▶ To do
a: In the passage on RxJS Observables, shorten the paragraph that begins "Depending on the number of concurrent connections" and keep its main facts.
b: In the passage on RxJS Observables, copy the section from "Depending on the" to "on the MTA.", swapping "bandwidth" for "network traffic".
c: Extend the passage on RxJS Observables, picking up after its last sentence.

** START Passage **

Our ticks Observable is unicast because RxJs Observables are unicast by default. Thus, each websocket connection starts its own timer by calling ticks.subscribe. The ticks counted by one session are not the same ticks counted by another session.

Depending on the number of concurrent connections, it might be okay for each session to start its own timer. But I don’t want each session to poll the MTA feeds independently. That would consume more bandwidth than necessary and, given enough concurrent connections, might amount to a DDoS attack on the MTA.

Fortunately, it is possible to create a multicast Observable. Multicast Observables share a single stream of values with all Observers. Observers receive only the values produced after they have subscribed. Unicast and multicast Observables have different use cases.1 Here, a multicast Observable enables us to produce new data once for all consumers of that data.

** END Passage **
** START Data lines **

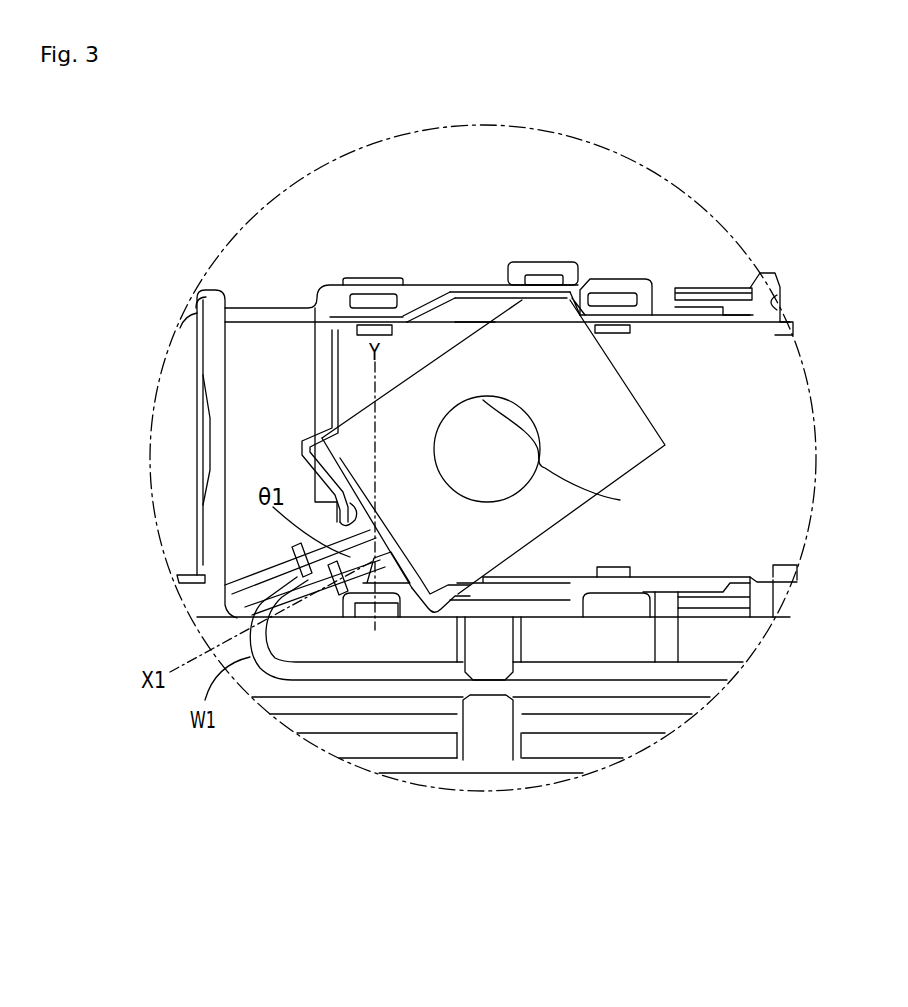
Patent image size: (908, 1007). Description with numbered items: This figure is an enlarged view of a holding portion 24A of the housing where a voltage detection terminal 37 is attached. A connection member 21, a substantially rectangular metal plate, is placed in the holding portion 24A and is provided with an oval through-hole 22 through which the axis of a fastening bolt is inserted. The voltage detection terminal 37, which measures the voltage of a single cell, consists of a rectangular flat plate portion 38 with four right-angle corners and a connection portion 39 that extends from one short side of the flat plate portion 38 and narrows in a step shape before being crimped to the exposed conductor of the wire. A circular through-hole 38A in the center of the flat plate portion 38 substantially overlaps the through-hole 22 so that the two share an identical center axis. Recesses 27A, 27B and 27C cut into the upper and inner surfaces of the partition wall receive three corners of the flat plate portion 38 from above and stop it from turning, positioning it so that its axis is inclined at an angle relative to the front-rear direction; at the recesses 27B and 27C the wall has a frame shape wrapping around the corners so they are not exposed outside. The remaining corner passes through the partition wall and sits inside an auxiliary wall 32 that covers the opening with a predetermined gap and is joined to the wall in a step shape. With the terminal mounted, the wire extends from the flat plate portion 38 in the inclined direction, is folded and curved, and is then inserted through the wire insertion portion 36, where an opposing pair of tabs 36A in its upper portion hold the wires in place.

** END Data lines **
** START Data lines **

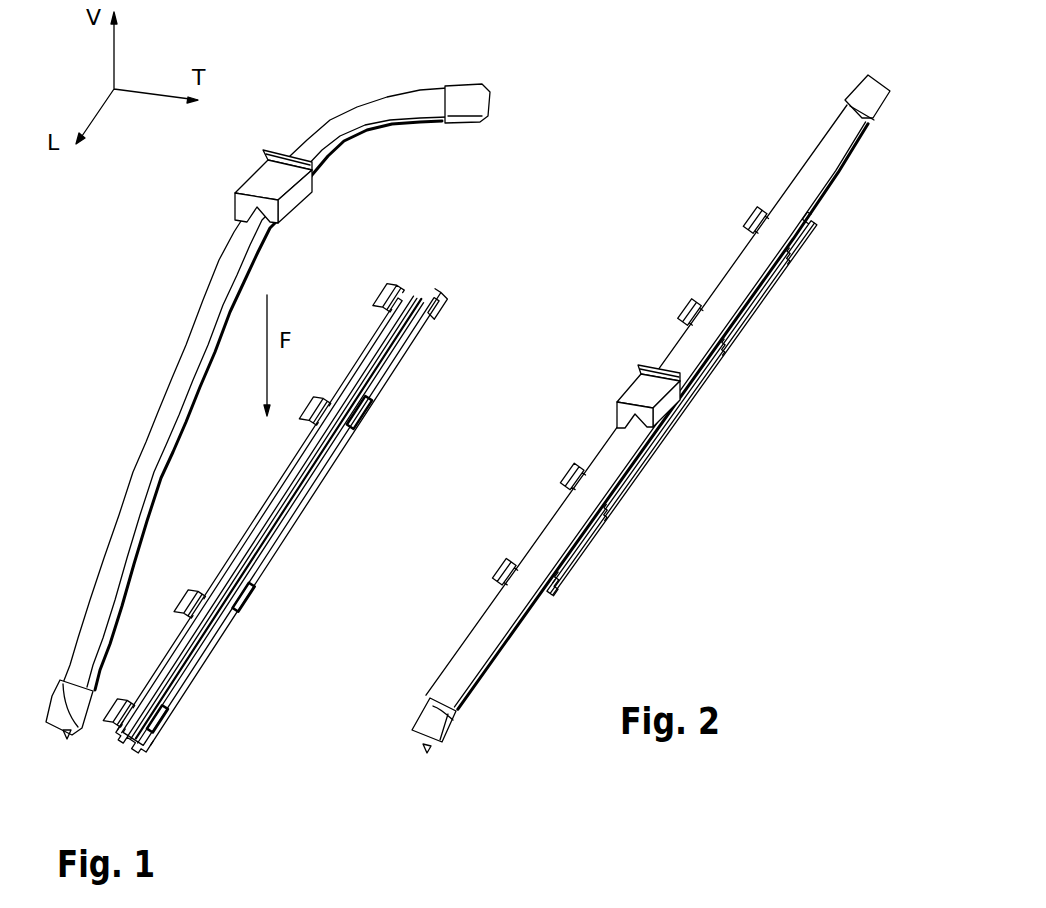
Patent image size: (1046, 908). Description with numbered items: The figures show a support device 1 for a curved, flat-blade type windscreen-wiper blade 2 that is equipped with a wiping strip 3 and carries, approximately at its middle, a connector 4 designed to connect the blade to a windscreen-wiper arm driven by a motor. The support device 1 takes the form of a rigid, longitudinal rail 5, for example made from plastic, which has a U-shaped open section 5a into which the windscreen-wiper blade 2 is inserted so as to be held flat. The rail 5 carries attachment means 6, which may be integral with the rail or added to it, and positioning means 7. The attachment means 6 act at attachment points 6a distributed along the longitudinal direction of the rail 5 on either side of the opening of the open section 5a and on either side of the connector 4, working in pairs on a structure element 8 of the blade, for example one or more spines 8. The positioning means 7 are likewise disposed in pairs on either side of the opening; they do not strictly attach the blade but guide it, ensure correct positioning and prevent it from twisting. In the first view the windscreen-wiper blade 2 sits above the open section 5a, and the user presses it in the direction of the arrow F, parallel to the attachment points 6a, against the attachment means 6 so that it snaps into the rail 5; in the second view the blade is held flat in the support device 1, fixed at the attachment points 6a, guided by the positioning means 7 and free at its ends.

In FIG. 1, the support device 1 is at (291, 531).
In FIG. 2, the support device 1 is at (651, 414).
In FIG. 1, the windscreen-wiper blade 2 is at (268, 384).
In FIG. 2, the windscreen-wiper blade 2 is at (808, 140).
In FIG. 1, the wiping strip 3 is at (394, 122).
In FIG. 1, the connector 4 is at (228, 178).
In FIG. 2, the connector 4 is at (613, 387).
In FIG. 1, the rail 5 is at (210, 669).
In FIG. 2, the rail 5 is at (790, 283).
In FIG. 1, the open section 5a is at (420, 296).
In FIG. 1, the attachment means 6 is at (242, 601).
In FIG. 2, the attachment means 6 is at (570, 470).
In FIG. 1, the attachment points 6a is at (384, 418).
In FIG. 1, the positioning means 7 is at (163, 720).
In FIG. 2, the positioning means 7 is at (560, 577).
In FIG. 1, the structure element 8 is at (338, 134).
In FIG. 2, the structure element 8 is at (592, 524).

** END Data lines **

▶ Solved problems
a: With few enough concurrent connections, each session could run its own timer. Each session should not poll the MTA feeds on its own, though. That would use more bandwidth than needed, and with enough concurrent connections it could amount to a DDoS attack on the MTA.

b:
Depending on the number of concurrent connections, it might be okay for each session to start its own timer. But I don’t want each session to poll the MTA feeds independently. That would consume more network traffic than necessary and, given enough concurrent connections, might amount to a DDoS attack on the MTA.

c:
const Rx = require(`rxjs`);
const { multicast, scan } = require(`rxjs/operators`);
const WebSocket = require(`ws`);

const ticks = Rx.timer(0, 1000).pipe(multicast(new Rx.Subject()));

const server = new WebSocket.Server({ port: 80, });

const add = n1 => n2 => n1 + n2;

const startSession = (ticks) => (websocket) => {
  emitter.on(`data`, (data) => {
    const ticksCount = ticks.pipe(scan(add(1), 0));

    ticksCount.subscribe({
      next: (count) => {
        websocket.send(count);
      },
    });
  });
};

server.on(`connect`, startSession(ticks));

All that is left for me to do is replace timer with a stream of MTA feed updates and replace add with a function that reduces the stream to a history of train locations.

V. Practically speaking

Observables are a central component of functional reactive programming (FRP). The vocabulary of FRP often sounds overwhelmingly technical. Perhaps that technical language has hidden some useful ideas from programmers who have a need to use them. I hope I have revealed a little of that usefulness.

Notes

  1. ^ tc39/proposal-observable: "Discussion: Multicast vs. Unicast"